» **Data in this exercise**
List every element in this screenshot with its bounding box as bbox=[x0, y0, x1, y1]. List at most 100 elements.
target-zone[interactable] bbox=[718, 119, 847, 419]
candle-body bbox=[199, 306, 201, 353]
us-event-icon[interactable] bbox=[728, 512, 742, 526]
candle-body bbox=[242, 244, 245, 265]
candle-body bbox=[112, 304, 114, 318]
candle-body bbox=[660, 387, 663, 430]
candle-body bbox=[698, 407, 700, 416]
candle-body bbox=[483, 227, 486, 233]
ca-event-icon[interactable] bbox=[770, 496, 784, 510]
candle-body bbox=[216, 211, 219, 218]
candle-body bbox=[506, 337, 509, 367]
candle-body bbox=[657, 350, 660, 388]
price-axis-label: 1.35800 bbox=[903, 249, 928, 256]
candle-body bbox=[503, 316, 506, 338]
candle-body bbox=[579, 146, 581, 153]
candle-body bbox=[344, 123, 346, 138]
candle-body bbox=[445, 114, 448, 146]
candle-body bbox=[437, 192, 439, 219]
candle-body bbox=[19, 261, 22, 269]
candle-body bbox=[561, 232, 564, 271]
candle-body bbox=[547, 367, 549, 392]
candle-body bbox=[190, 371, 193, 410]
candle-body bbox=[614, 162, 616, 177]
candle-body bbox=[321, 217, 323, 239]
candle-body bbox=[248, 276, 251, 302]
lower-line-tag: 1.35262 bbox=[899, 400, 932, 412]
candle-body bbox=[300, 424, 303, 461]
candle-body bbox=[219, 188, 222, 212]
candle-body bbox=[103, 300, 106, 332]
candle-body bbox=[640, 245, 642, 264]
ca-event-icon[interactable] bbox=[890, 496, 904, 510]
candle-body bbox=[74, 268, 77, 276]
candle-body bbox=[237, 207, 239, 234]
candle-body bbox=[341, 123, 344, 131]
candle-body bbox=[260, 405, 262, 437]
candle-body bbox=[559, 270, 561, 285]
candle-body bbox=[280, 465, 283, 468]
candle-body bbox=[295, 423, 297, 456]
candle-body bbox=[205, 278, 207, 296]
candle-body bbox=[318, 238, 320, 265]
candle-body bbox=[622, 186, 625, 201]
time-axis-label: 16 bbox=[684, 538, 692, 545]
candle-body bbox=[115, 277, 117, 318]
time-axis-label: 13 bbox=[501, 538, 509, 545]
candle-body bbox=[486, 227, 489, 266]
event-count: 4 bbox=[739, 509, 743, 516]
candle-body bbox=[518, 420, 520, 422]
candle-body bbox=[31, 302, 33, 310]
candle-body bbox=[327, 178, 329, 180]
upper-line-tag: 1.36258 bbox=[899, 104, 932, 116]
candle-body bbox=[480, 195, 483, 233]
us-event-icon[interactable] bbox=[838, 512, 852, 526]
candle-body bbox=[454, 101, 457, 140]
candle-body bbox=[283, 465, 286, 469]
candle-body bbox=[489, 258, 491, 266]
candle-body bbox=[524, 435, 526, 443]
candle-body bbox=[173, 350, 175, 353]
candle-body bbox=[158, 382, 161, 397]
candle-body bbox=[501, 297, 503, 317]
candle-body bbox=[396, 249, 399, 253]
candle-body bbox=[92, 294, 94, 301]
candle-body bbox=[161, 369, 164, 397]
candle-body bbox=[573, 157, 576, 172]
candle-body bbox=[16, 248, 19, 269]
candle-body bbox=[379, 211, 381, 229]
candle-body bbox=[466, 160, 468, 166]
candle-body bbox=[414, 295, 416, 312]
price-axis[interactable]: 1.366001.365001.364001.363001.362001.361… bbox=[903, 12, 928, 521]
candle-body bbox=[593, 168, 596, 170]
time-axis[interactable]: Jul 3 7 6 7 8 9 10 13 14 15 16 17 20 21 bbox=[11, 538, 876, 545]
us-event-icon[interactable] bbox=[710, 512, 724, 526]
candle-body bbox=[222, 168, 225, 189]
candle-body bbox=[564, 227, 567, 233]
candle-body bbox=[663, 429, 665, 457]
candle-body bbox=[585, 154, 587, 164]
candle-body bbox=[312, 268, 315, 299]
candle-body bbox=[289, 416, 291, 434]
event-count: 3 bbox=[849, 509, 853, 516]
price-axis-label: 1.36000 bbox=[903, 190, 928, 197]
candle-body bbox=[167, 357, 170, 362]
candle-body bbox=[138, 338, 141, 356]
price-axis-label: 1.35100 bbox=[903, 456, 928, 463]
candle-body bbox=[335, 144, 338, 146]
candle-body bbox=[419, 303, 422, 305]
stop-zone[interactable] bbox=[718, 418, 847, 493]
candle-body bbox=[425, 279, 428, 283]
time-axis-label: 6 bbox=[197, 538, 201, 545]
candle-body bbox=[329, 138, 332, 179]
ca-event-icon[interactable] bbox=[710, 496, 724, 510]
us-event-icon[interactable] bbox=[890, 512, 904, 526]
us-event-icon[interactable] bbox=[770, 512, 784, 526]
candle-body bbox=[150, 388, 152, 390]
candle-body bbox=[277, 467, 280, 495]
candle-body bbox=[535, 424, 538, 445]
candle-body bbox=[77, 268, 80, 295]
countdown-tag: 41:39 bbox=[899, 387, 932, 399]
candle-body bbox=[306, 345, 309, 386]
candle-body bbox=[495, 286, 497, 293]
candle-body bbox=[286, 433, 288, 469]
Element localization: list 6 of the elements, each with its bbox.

* * *

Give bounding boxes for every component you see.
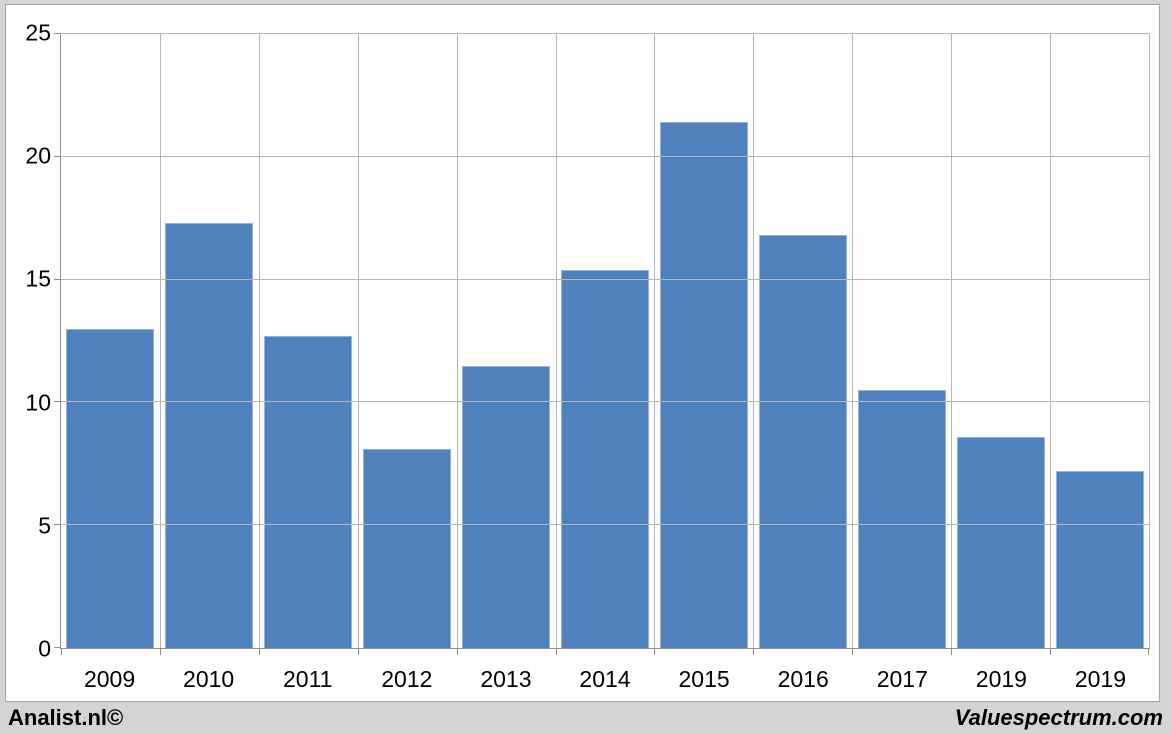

» **Aim of the exercise**
Please write out the records again, starting with the line that contains "List every element" and going on through the line that contains "candle-body bbox=[579, 146, 581, 153]", switching "price-axis-label" to "price-scale-label" and leaving everything else unchanged.

» **Complete output**
List every element in this screenshot with its bounding box as bbox=[x0, y0, x1, y1]. List at most 100 elements.
target-zone[interactable] bbox=[718, 119, 847, 419]
candle-body bbox=[199, 306, 201, 353]
us-event-icon[interactable] bbox=[728, 512, 742, 526]
candle-body bbox=[242, 244, 245, 265]
candle-body bbox=[112, 304, 114, 318]
candle-body bbox=[660, 387, 663, 430]
candle-body bbox=[698, 407, 700, 416]
candle-body bbox=[483, 227, 486, 233]
ca-event-icon[interactable] bbox=[770, 496, 784, 510]
candle-body bbox=[216, 211, 219, 218]
candle-body bbox=[506, 337, 509, 367]
candle-body bbox=[657, 350, 660, 388]
price-scale-label: 1.35800 bbox=[903, 249, 928, 256]
candle-body bbox=[503, 316, 506, 338]
candle-body bbox=[579, 146, 581, 153]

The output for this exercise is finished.